# Work instructions:
The records that follow are to be repeated without alteration.

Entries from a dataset
■ ■ ■

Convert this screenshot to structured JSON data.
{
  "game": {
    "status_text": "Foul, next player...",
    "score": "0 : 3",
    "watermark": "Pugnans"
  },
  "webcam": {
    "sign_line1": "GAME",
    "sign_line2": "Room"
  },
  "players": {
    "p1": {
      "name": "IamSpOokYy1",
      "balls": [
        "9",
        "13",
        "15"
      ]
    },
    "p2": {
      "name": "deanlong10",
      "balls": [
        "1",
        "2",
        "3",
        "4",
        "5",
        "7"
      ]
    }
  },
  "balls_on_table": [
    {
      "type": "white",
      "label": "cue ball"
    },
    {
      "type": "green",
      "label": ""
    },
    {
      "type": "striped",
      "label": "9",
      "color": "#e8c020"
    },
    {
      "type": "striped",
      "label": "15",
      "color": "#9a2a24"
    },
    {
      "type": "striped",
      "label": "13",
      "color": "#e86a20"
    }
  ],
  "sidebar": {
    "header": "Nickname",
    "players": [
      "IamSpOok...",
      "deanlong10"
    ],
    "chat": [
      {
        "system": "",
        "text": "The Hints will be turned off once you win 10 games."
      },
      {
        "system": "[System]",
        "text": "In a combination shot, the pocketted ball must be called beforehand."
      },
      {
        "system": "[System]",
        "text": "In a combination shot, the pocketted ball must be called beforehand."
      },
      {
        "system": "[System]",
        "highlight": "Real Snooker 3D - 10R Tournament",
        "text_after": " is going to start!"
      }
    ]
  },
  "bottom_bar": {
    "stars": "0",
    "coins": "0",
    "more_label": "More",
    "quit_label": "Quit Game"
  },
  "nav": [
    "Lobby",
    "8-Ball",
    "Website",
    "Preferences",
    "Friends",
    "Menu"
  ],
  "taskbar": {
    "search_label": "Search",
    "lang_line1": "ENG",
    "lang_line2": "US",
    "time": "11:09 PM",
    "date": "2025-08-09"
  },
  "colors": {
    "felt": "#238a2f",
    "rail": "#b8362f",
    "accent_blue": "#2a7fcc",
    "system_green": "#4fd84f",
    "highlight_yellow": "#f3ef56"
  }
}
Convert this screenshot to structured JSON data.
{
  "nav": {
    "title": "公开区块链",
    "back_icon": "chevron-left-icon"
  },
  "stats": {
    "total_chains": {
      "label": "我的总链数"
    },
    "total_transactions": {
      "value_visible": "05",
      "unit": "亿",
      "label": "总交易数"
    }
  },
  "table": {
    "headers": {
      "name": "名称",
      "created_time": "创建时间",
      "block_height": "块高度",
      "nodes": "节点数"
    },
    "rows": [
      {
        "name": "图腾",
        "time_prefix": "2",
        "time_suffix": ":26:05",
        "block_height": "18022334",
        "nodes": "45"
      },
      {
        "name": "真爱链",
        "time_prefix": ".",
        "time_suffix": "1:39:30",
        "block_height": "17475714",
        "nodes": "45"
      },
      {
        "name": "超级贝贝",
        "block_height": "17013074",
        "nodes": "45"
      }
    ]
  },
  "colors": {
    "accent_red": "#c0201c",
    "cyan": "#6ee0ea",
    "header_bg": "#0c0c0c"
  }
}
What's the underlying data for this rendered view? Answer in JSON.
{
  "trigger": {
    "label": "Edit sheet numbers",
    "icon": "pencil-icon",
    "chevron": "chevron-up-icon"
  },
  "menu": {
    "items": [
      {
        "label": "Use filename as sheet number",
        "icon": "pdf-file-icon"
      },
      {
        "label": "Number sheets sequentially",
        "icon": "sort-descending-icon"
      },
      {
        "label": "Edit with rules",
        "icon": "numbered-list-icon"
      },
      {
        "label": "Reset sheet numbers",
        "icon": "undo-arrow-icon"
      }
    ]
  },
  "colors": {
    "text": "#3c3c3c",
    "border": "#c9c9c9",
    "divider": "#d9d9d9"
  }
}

■ ■ ■

# Task answer:
Convert this screenshot to structured JSON data.
{
  "game": {
    "status_text": "Foul, next player...",
    "score": "0 : 3",
    "watermark": "Pugnans"
  },
  "webcam": {
    "sign_line1": "GAME",
    "sign_line2": "Room"
  },
  "players": {
    "p1": {
      "name": "IamSpOokYy1",
      "balls": [
        "9",
        "13",
        "15"
      ]
    },
    "p2": {
      "name": "deanlong10",
      "balls": [
        "1",
        "2",
        "3",
        "4",
        "5",
        "7"
      ]
    }
  },
  "balls_on_table": [
    {
      "type": "white",
      "label": "cue ball"
    },
    {
      "type": "green",
      "label": ""
    },
    {
      "type": "striped",
      "label": "9",
      "color": "#e8c020"
    },
    {
      "type": "striped",
      "label": "15",
      "color": "#9a2a24"
    },
    {
      "type": "striped",
      "label": "13",
      "color": "#e86a20"
    }
  ],
  "sidebar": {
    "header": "Nickname",
    "players": [
      "IamSpOok...",
      "deanlong10"
    ],
    "chat": [
      {
        "system": "",
        "text": "The Hints will be turned off once you win 10 games."
      },
      {
        "system": "[System]",
        "text": "In a combination shot, the pocketted ball must be called beforehand."
      },
      {
        "system": "[System]",
        "text": "In a combination shot, the pocketted ball must be called beforehand."
      },
      {
        "system": "[System]",
        "highlight": "Real Snooker 3D - 10R Tournament",
        "text_after": " is going to start!"
      }
    ]
  },
  "bottom_bar": {
    "stars": "0",
    "coins": "0",
    "more_label": "More",
    "quit_label": "Quit Game"
  },
  "nav": [
    "Lobby",
    "8-Ball",
    "Website",
    "Preferences",
    "Friends",
    "Menu"
  ],
  "taskbar": {
    "search_label": "Search",
    "lang_line1": "ENG",
    "lang_line2": "US",
    "time": "11:09 PM",
    "date": "2025-08-09"
  },
  "colors": {
    "felt": "#238a2f",
    "rail": "#b8362f",
    "accent_blue": "#2a7fcc",
    "system_green": "#4fd84f",
    "highlight_yellow": "#f3ef56"
  }
}
Convert this screenshot to structured JSON data.
{
  "nav": {
    "title": "公开区块链",
    "back_icon": "chevron-left-icon"
  },
  "stats": {
    "total_chains": {
      "label": "我的总链数"
    },
    "total_transactions": {
      "value_visible": "05",
      "unit": "亿",
      "label": "总交易数"
    }
  },
  "table": {
    "headers": {
      "name": "名称",
      "created_time": "创建时间",
      "block_height": "块高度",
      "nodes": "节点数"
    },
    "rows": [
      {
        "name": "图腾",
        "time_prefix": "2",
        "time_suffix": ":26:05",
        "block_height": "18022334",
        "nodes": "45"
      },
      {
        "name": "真爱链",
        "time_prefix": ".",
        "time_suffix": "1:39:30",
        "block_height": "17475714",
        "nodes": "45"
      },
      {
        "name": "超级贝贝",
        "block_height": "17013074",
        "nodes": "45"
      }
    ]
  },
  "colors": {
    "accent_red": "#c0201c",
    "cyan": "#6ee0ea",
    "header_bg": "#0c0c0c"
  }
}
What's the underlying data for this rendered view? Answer in JSON.
{
  "trigger": {
    "label": "Edit sheet numbers",
    "icon": "pencil-icon",
    "chevron": "chevron-up-icon"
  },
  "menu": {
    "items": [
      {
        "label": "Use filename as sheet number",
        "icon": "pdf-file-icon"
      },
      {
        "label": "Number sheets sequentially",
        "icon": "sort-descending-icon"
      },
      {
        "label": "Edit with rules",
        "icon": "numbered-list-icon"
      },
      {
        "label": "Reset sheet numbers",
        "icon": "undo-arrow-icon"
      }
    ]
  },
  "colors": {
    "text": "#3c3c3c",
    "border": "#c9c9c9",
    "divider": "#d9d9d9"
  }
}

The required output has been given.